▶ Short exercise
Leave out any pictures and transcribe all other data below exactly.

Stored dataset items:
— START —
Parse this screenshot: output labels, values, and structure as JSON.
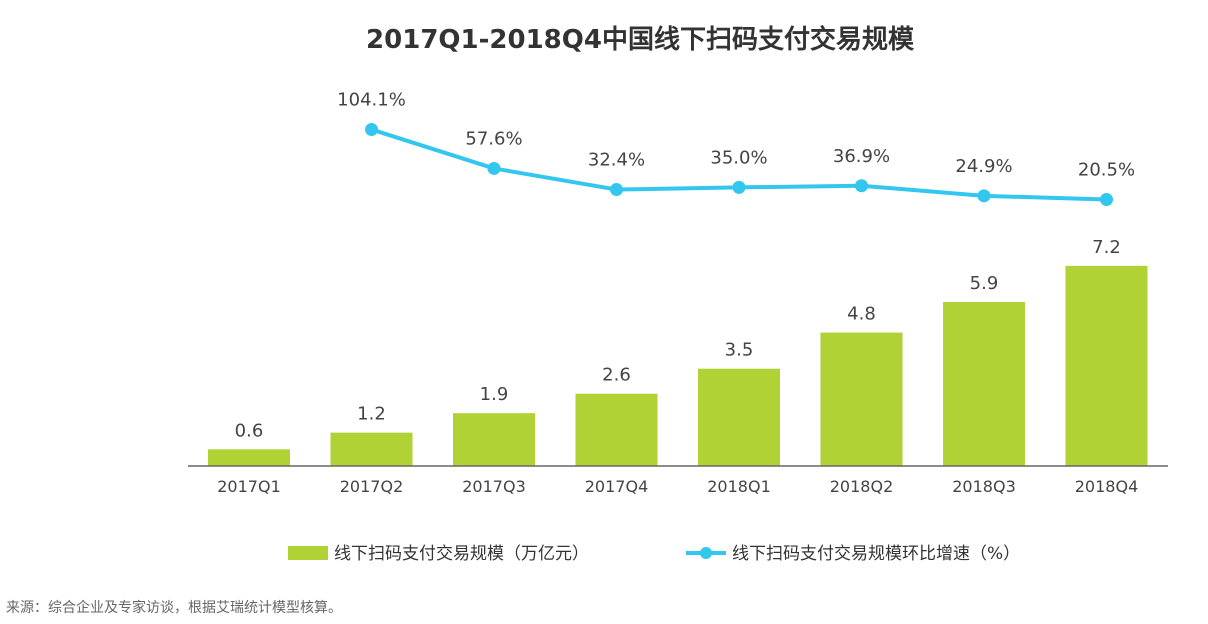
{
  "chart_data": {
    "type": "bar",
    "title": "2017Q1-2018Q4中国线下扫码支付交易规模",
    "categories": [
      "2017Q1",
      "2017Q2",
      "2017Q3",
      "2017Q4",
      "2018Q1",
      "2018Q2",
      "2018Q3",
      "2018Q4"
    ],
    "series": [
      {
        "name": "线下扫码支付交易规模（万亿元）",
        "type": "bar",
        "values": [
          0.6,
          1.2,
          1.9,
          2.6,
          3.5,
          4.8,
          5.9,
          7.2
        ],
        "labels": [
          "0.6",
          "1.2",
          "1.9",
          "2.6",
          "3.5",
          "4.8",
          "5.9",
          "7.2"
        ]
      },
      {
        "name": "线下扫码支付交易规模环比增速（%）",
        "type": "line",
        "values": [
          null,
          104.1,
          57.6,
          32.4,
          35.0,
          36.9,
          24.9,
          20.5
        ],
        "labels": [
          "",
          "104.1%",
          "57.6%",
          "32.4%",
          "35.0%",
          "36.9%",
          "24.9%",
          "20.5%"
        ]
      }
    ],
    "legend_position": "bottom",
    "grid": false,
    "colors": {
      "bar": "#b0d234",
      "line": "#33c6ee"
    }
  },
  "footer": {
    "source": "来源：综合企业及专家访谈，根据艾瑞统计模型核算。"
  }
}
— END —
▶ Task answer
Parse this screenshot: output labels, values, and structure as JSON.
{
  "chart_data": {
    "type": "bar",
    "title": "2017Q1-2018Q4中国线下扫码支付交易规模",
    "categories": [
      "2017Q1",
      "2017Q2",
      "2017Q3",
      "2017Q4",
      "2018Q1",
      "2018Q2",
      "2018Q3",
      "2018Q4"
    ],
    "series": [
      {
        "name": "线下扫码支付交易规模（万亿元）",
        "type": "bar",
        "values": [
          0.6,
          1.2,
          1.9,
          2.6,
          3.5,
          4.8,
          5.9,
          7.2
        ],
        "labels": [
          "0.6",
          "1.2",
          "1.9",
          "2.6",
          "3.5",
          "4.8",
          "5.9",
          "7.2"
        ]
      },
      {
        "name": "线下扫码支付交易规模环比增速（%）",
        "type": "line",
        "values": [
          null,
          104.1,
          57.6,
          32.4,
          35.0,
          36.9,
          24.9,
          20.5
        ],
        "labels": [
          "",
          "104.1%",
          "57.6%",
          "32.4%",
          "35.0%",
          "36.9%",
          "24.9%",
          "20.5%"
        ]
      }
    ],
    "legend_position": "bottom",
    "grid": false,
    "colors": {
      "bar": "#b0d234",
      "line": "#33c6ee"
    }
  },
  "footer": {
    "source": "来源：综合企业及专家访谈，根据艾瑞统计模型核算。"
  }
}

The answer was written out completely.